::: Records supplied :::

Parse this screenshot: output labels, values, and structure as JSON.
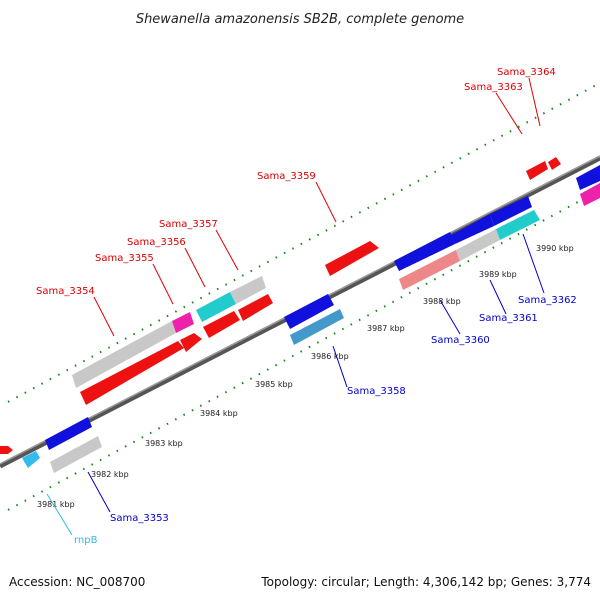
{
  "title": "Shewanella amazonensis SB2B, complete genome",
  "accession": "Accession: NC_008700",
  "summary": "Topology: circular; Length: 4,306,142 bp; Genes: 3,774",
  "colors": {
    "forward_label": "#dd0000",
    "reverse_label": "#0000cc",
    "rna_label": "#33bbdd",
    "backbone": "#777777",
    "tick": "#118811"
  },
  "scale_labels": [
    "3981 kbp",
    "3982 kbp",
    "3983 kbp",
    "3984 kbp",
    "3985 kbp",
    "3986 kbp",
    "3987 kbp",
    "3988 kbp",
    "3989 kbp",
    "3990 kbp"
  ],
  "gene_labels": [
    "Sama_3364",
    "Sama_3363",
    "Sama_3359",
    "Sama_3357",
    "Sama_3356",
    "Sama_3355",
    "Sama_3354",
    "Sama_3362",
    "Sama_3361",
    "Sama_3360",
    "Sama_3358",
    "Sama_3353",
    "rnpB"
  ]
}
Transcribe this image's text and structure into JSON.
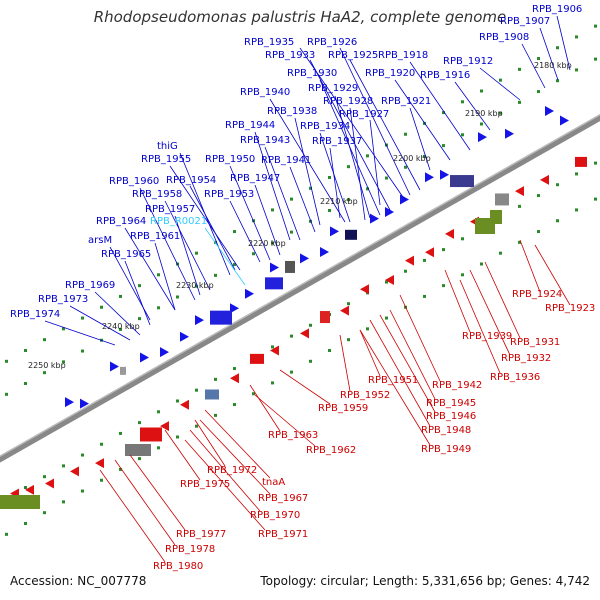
{
  "title": "Rhodopseudomonas palustris HaA2, complete genome",
  "footer": {
    "accession": "Accession: NC_007778",
    "topology": "Topology: circular; Length: 5,331,656 bp; Genes: 4,742"
  },
  "colors": {
    "forward_label": "#0000cc",
    "reverse_label": "#cc0000",
    "rna_label": "#33ccff",
    "backbone": "#888888"
  },
  "kbp_ticks": [
    "2180 kbp",
    "2190 kbp",
    "2200 kbp",
    "2210 kbp",
    "2220 kbp",
    "2230 kbp",
    "2240 kbp",
    "2250 kbp"
  ],
  "forward_labels": [
    "RPB_1906",
    "RPB_1907",
    "RPB_1908",
    "RPB_1935",
    "RPB_1926",
    "RPB_1933",
    "RPB_1925",
    "RPB_1918",
    "RPB_1912",
    "RPB_1930",
    "RPB_1920",
    "RPB_1916",
    "RPB_1929",
    "RPB_1940",
    "RPB_1928",
    "RPB_1921",
    "RPB_1938",
    "RPB_1927",
    "RPB_1944",
    "RPB_1934",
    "RPB_1943",
    "RPB_1937",
    "thiG",
    "RPB_1955",
    "RPB_1950",
    "RPB_1941",
    "RPB_1954",
    "RPB_1960",
    "RPB_1947",
    "RPB_1958",
    "RPB_1953",
    "RPB_1957",
    "RPB_1964",
    "RPB_1961",
    "arsM",
    "RPB_1965",
    "RPB_1969",
    "RPB_1973",
    "RPB_1974"
  ],
  "rna_labels": [
    "RPB_R0021"
  ],
  "reverse_labels": [
    "RPB_1924",
    "RPB_1923",
    "RPB_1931",
    "RPB_1939",
    "RPB_1932",
    "RPB_1936",
    "RPB_1951",
    "RPB_1942",
    "RPB_1952",
    "RPB_1945",
    "RPB_1959",
    "RPB_1946",
    "RPB_1948",
    "RPB_1963",
    "RPB_1949",
    "RPB_1962",
    "RPB_1972",
    "tnaA",
    "RPB_1975",
    "RPB_1967",
    "RPB_1970",
    "RPB_1971",
    "RPB_1977",
    "RPB_1978",
    "RPB_1980"
  ]
}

:::

_Requirement_.
Go through the entries above and pull out each line with "this" in it.

_Result below_.
Parse this screenshot: output labels, values, and structure as JSON.
Transcribe this image's text and structure into JSON.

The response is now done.